§ **Exercise material**
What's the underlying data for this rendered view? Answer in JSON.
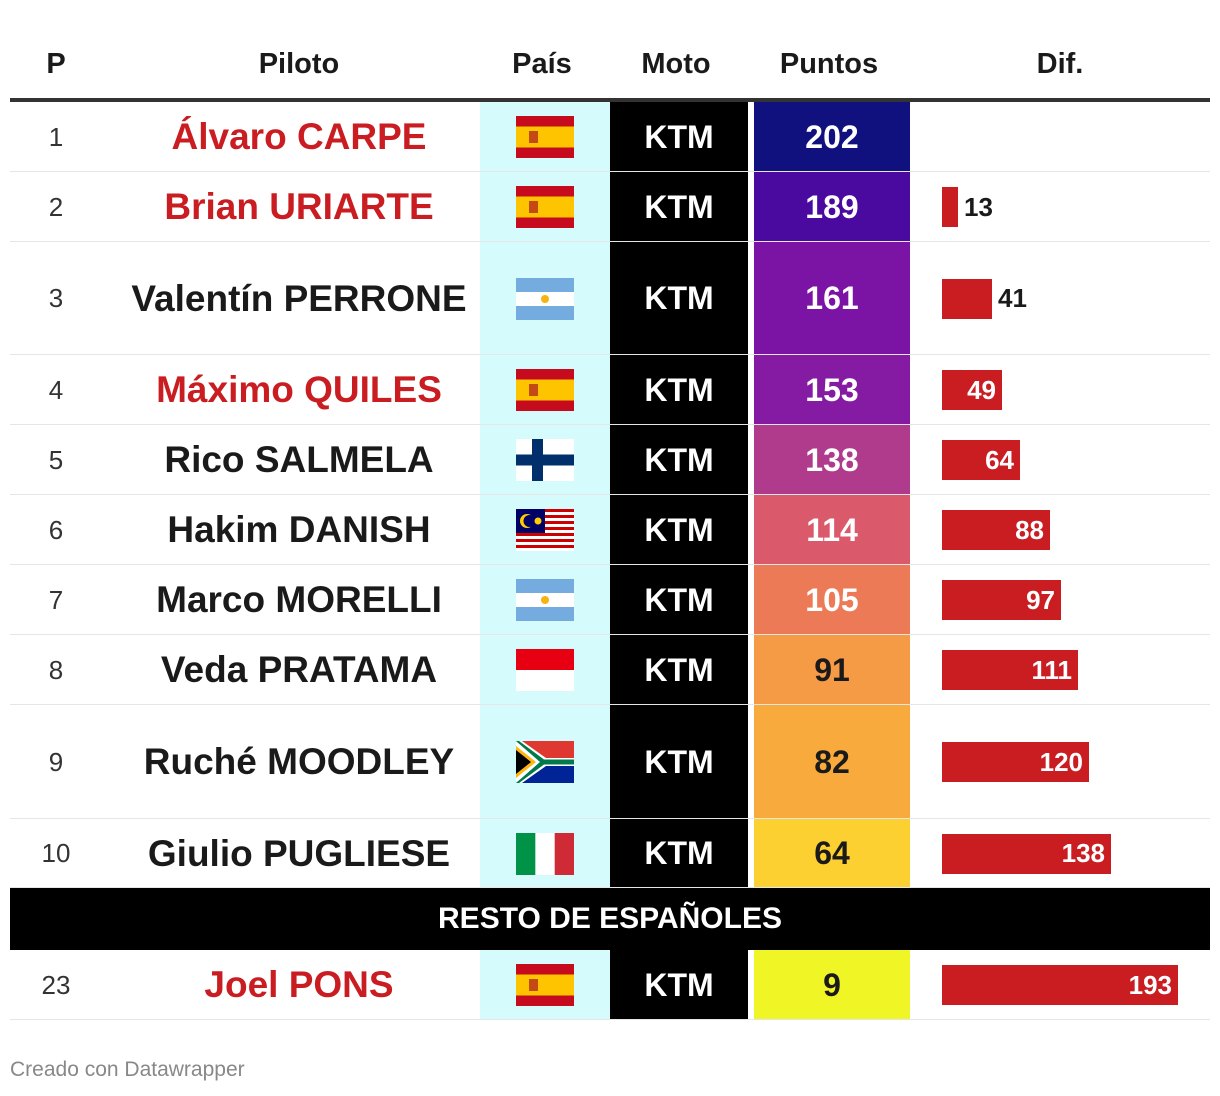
{
  "headers": {
    "pos": "P",
    "pilot": "Piloto",
    "country": "País",
    "moto": "Moto",
    "points": "Puntos",
    "dif": "Dif."
  },
  "colors": {
    "spain_name": "#c91d22",
    "country_col": "#d6fbfc",
    "moto_col": "#000000",
    "dif_bar": "#c91d22"
  },
  "chart_data": {
    "type": "table",
    "rows": [
      {
        "pos": "1",
        "pilot": "Álvaro CARPE",
        "spanish": true,
        "country": "spain-flag-icon",
        "moto": "KTM",
        "points": 202,
        "dif": null,
        "points_color": "#10117e"
      },
      {
        "pos": "2",
        "pilot": "Brian URIARTE",
        "spanish": true,
        "country": "spain-flag-icon",
        "moto": "KTM",
        "points": 189,
        "dif": 13,
        "points_color": "#4a0aa0"
      },
      {
        "pos": "3",
        "pilot": "Valentín PERRONE",
        "spanish": false,
        "country": "argentina-flag-icon",
        "moto": "KTM",
        "points": 161,
        "dif": 41,
        "points_color": "#7b14a4"
      },
      {
        "pos": "4",
        "pilot": "Máximo QUILES",
        "spanish": true,
        "country": "spain-flag-icon",
        "moto": "KTM",
        "points": 153,
        "dif": 49,
        "points_color": "#851ba2"
      },
      {
        "pos": "5",
        "pilot": "Rico SALMELA",
        "spanish": false,
        "country": "finland-flag-icon",
        "moto": "KTM",
        "points": 138,
        "dif": 64,
        "points_color": "#b03a8c"
      },
      {
        "pos": "6",
        "pilot": "Hakim DANISH",
        "spanish": false,
        "country": "malaysia-flag-icon",
        "moto": "KTM",
        "points": 114,
        "dif": 88,
        "points_color": "#da5a6c"
      },
      {
        "pos": "7",
        "pilot": "Marco MORELLI",
        "spanish": false,
        "country": "argentina-flag-icon",
        "moto": "KTM",
        "points": 105,
        "dif": 97,
        "points_color": "#ec7a57"
      },
      {
        "pos": "8",
        "pilot": "Veda PRATAMA",
        "spanish": false,
        "country": "indonesia-flag-icon",
        "moto": "KTM",
        "points": 91,
        "dif": 111,
        "points_color": "#f59a45"
      },
      {
        "pos": "9",
        "pilot": "Ruché MOODLEY",
        "spanish": false,
        "country": "south-africa-flag-icon",
        "moto": "KTM",
        "points": 82,
        "dif": 120,
        "points_color": "#f8aa3c"
      },
      {
        "pos": "10",
        "pilot": "Giulio PUGLIESE",
        "spanish": false,
        "country": "italy-flag-icon",
        "moto": "KTM",
        "points": 64,
        "dif": 138,
        "points_color": "#fcd030"
      }
    ],
    "section_label": "RESTO DE ESPAÑOLES",
    "extra_rows": [
      {
        "pos": "23",
        "pilot": "Joel PONS",
        "spanish": true,
        "country": "spain-flag-icon",
        "moto": "KTM",
        "points": 9,
        "dif": 193,
        "points_color": "#f0f526"
      }
    ],
    "dif_max": 193
  },
  "footer": "Creado con Datawrapper"
}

§ **What the exercise asks**
Transcribe the full listing above exactly, with the images removed.

§ **Task solution**
What's the underlying data for this rendered view? Answer in JSON.
{
  "headers": {
    "pos": "P",
    "pilot": "Piloto",
    "country": "País",
    "moto": "Moto",
    "points": "Puntos",
    "dif": "Dif."
  },
  "colors": {
    "spain_name": "#c91d22",
    "country_col": "#d6fbfc",
    "moto_col": "#000000",
    "dif_bar": "#c91d22"
  },
  "chart_data": {
    "type": "table",
    "rows": [
      {
        "pos": "1",
        "pilot": "Álvaro CARPE",
        "spanish": true,
        "country": "spain-flag-icon",
        "moto": "KTM",
        "points": 202,
        "dif": null,
        "points_color": "#10117e"
      },
      {
        "pos": "2",
        "pilot": "Brian URIARTE",
        "spanish": true,
        "country": "spain-flag-icon",
        "moto": "KTM",
        "points": 189,
        "dif": 13,
        "points_color": "#4a0aa0"
      },
      {
        "pos": "3",
        "pilot": "Valentín PERRONE",
        "spanish": false,
        "country": "argentina-flag-icon",
        "moto": "KTM",
        "points": 161,
        "dif": 41,
        "points_color": "#7b14a4"
      },
      {
        "pos": "4",
        "pilot": "Máximo QUILES",
        "spanish": true,
        "country": "spain-flag-icon",
        "moto": "KTM",
        "points": 153,
        "dif": 49,
        "points_color": "#851ba2"
      },
      {
        "pos": "5",
        "pilot": "Rico SALMELA",
        "spanish": false,
        "country": "finland-flag-icon",
        "moto": "KTM",
        "points": 138,
        "dif": 64,
        "points_color": "#b03a8c"
      },
      {
        "pos": "6",
        "pilot": "Hakim DANISH",
        "spanish": false,
        "country": "malaysia-flag-icon",
        "moto": "KTM",
        "points": 114,
        "dif": 88,
        "points_color": "#da5a6c"
      },
      {
        "pos": "7",
        "pilot": "Marco MORELLI",
        "spanish": false,
        "country": "argentina-flag-icon",
        "moto": "KTM",
        "points": 105,
        "dif": 97,
        "points_color": "#ec7a57"
      },
      {
        "pos": "8",
        "pilot": "Veda PRATAMA",
        "spanish": false,
        "country": "indonesia-flag-icon",
        "moto": "KTM",
        "points": 91,
        "dif": 111,
        "points_color": "#f59a45"
      },
      {
        "pos": "9",
        "pilot": "Ruché MOODLEY",
        "spanish": false,
        "country": "south-africa-flag-icon",
        "moto": "KTM",
        "points": 82,
        "dif": 120,
        "points_color": "#f8aa3c"
      },
      {
        "pos": "10",
        "pilot": "Giulio PUGLIESE",
        "spanish": false,
        "country": "italy-flag-icon",
        "moto": "KTM",
        "points": 64,
        "dif": 138,
        "points_color": "#fcd030"
      }
    ],
    "section_label": "RESTO DE ESPAÑOLES",
    "extra_rows": [
      {
        "pos": "23",
        "pilot": "Joel PONS",
        "spanish": true,
        "country": "spain-flag-icon",
        "moto": "KTM",
        "points": 9,
        "dif": 193,
        "points_color": "#f0f526"
      }
    ],
    "dif_max": 193
  },
  "footer": "Creado con Datawrapper"
}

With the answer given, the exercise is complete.